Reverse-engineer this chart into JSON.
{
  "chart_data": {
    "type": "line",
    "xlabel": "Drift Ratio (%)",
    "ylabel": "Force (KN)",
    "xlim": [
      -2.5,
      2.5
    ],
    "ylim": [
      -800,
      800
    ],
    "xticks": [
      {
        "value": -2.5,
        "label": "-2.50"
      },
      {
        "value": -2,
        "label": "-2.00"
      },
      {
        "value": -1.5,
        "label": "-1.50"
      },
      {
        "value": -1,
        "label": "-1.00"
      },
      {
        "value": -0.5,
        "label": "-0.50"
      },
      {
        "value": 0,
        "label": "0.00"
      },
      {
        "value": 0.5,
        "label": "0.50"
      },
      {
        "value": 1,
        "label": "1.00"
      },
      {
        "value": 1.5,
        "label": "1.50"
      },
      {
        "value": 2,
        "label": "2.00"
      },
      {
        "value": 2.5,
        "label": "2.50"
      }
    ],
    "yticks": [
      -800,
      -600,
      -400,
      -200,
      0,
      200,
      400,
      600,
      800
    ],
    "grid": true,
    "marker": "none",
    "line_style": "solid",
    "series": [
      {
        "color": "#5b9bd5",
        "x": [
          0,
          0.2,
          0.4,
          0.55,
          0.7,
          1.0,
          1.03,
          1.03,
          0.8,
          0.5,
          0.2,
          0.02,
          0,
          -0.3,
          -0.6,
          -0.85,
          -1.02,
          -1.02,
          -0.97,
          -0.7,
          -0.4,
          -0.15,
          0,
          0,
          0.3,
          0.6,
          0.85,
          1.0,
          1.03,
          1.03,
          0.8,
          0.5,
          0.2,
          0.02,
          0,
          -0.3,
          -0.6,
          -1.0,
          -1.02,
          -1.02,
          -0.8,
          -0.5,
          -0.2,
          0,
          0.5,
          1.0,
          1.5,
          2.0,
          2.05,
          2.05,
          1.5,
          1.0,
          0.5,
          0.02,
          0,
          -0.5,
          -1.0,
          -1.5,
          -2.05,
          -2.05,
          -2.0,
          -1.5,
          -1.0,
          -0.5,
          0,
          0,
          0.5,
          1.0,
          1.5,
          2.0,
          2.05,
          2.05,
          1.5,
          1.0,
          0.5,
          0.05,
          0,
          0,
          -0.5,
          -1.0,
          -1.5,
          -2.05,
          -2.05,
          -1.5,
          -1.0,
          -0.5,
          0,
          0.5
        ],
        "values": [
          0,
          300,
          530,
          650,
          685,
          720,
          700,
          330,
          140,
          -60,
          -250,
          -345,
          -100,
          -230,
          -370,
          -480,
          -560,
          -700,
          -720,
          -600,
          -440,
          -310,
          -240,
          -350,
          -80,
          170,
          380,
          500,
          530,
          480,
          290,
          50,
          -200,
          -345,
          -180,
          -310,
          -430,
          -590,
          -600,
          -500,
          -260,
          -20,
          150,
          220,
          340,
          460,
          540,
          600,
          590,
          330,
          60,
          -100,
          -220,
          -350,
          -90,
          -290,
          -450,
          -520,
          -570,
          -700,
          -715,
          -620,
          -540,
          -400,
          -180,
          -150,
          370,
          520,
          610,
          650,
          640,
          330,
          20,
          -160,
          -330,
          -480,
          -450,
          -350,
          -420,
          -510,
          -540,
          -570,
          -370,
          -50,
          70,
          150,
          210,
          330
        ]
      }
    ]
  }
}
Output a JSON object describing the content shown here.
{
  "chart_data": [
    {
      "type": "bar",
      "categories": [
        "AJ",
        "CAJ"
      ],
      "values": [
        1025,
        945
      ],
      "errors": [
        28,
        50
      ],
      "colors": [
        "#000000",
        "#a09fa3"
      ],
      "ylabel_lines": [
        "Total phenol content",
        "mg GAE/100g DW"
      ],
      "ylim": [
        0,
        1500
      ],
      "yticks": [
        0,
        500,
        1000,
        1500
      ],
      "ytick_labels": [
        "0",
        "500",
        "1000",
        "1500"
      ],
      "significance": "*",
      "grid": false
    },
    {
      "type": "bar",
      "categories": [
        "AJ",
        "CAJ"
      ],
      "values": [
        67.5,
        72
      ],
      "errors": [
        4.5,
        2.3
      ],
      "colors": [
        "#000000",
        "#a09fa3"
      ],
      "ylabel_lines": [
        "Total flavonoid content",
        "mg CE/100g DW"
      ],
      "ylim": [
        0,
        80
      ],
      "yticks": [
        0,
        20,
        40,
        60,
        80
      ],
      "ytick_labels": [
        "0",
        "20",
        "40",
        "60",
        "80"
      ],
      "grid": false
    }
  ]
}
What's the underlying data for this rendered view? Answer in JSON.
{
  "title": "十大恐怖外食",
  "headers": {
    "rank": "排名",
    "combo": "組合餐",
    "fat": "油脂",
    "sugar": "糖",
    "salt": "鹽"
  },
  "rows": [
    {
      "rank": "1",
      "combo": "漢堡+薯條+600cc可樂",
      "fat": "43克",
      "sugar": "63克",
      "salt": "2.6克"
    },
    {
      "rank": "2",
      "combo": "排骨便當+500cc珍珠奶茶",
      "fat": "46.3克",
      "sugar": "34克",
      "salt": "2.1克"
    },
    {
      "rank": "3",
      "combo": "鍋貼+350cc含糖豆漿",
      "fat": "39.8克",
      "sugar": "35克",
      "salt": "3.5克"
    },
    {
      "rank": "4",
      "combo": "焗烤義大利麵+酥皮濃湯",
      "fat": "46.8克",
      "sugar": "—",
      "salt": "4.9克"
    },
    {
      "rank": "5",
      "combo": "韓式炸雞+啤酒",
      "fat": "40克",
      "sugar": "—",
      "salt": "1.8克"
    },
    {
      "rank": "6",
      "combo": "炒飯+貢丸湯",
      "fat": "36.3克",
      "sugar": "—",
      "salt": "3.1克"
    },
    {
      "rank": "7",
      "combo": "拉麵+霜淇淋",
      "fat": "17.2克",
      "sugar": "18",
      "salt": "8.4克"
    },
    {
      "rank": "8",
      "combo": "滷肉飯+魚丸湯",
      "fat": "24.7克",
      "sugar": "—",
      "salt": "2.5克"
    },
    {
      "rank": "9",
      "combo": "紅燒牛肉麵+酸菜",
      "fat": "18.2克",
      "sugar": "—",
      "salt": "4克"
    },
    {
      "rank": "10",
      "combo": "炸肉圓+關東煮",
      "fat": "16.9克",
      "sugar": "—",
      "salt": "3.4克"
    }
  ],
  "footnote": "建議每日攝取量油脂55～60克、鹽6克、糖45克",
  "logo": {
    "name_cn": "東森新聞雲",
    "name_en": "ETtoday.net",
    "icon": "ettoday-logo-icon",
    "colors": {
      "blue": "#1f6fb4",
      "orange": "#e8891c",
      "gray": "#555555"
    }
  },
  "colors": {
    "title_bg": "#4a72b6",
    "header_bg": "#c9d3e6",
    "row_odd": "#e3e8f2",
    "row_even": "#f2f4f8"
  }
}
= = = = = = =
* Exercise aim
Read the lines above. Gather those in which the string "salt" is found.

* Result for this task
    "salt": "鹽"
      "salt": "2.6克"
      "salt": "2.1克"
      "salt": "3.5克"
      "salt": "4.9克"
      "salt": "1.8克"
      "salt": "3.1克"
      "salt": "8.4克"
      "salt": "2.5克"
      "salt": "4克"
      "salt": "3.4克"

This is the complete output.